> Raw records
■ ■ ■

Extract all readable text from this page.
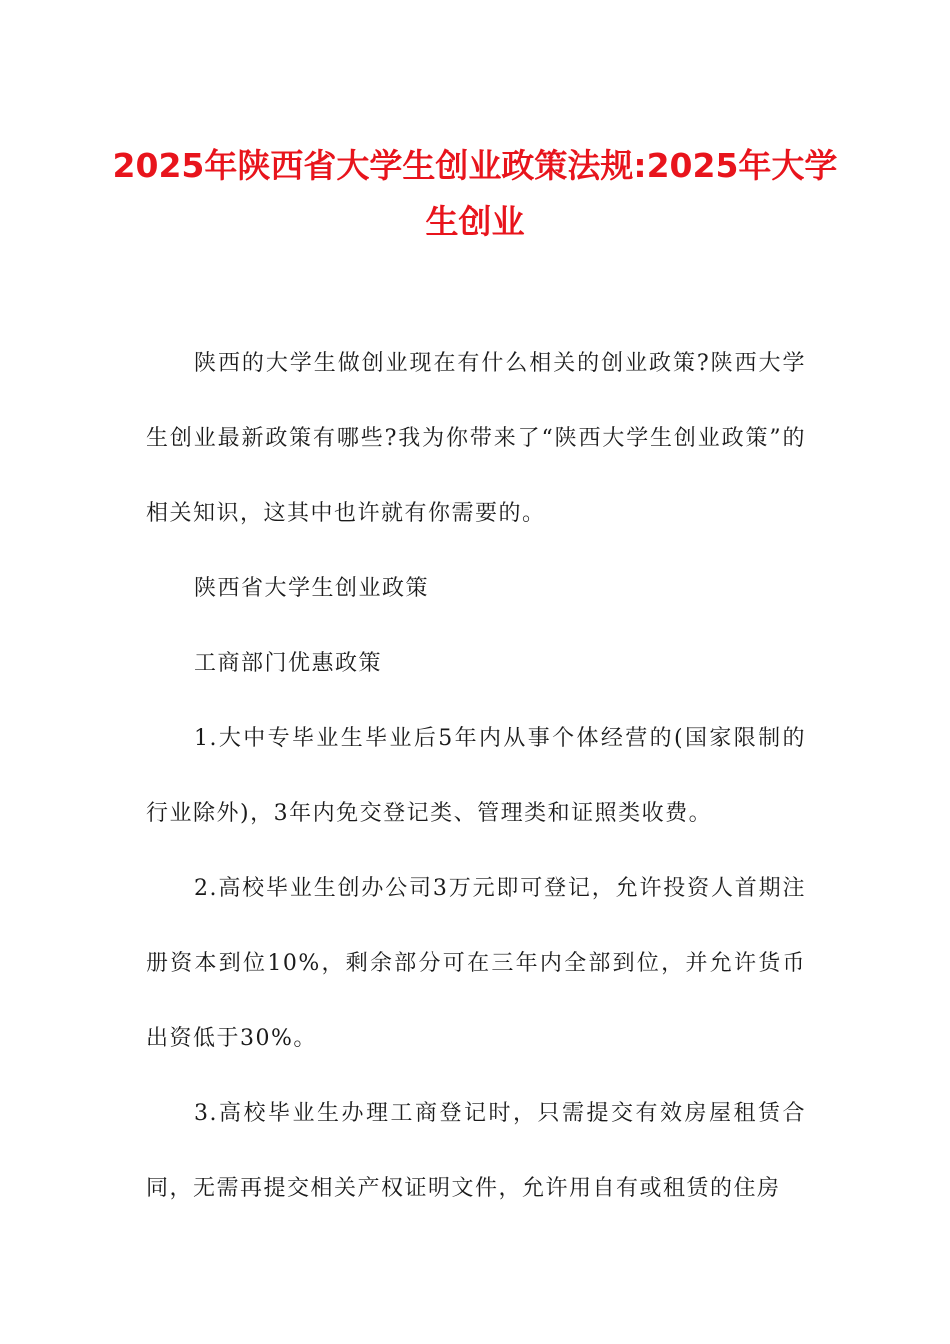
2025年陕西省大学生创业政策法规:2025年大学生创业

陕西的大学生做创业现在有什么相关的创业政策?陕西大学生创业最新政策有哪些?我为你带来了“陕西大学生创业政策”的相关知识，这其中也许就有你需要的。

陕西省大学生创业政策

工商部门优惠政策

1.大中专毕业生毕业后5年内从事个体经营的(国家限制的行业除外)，3年内免交登记类、管理类和证照类收费。

2.高校毕业生创办公司3万元即可登记，允许投资人首期注册资本到位10%，剩余部分可在三年内全部到位，并允许货币出资低于30%。

3.高校毕业生办理工商登记时，只需提交有效房屋租赁合同，无需再提交相关产权证明文件，允许用自有或租赁的住房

■ ■ ■

> Exercise directions
Print out the lines exactly, skipping any picture.

> Right answer
Extract all readable text from this page.
2025年陕西省大学生创业政策法规:2025年大学生创业

陕西的大学生做创业现在有什么相关的创业政策?陕西大学生创业最新政策有哪些?我为你带来了“陕西大学生创业政策”的相关知识，这其中也许就有你需要的。

陕西省大学生创业政策

工商部门优惠政策

1.大中专毕业生毕业后5年内从事个体经营的(国家限制的行业除外)，3年内免交登记类、管理类和证照类收费。

2.高校毕业生创办公司3万元即可登记，允许投资人首期注册资本到位10%，剩余部分可在三年内全部到位，并允许货币出资低于30%。

3.高校毕业生办理工商登记时，只需提交有效房屋租赁合同，无需再提交相关产权证明文件，允许用自有或租赁的住房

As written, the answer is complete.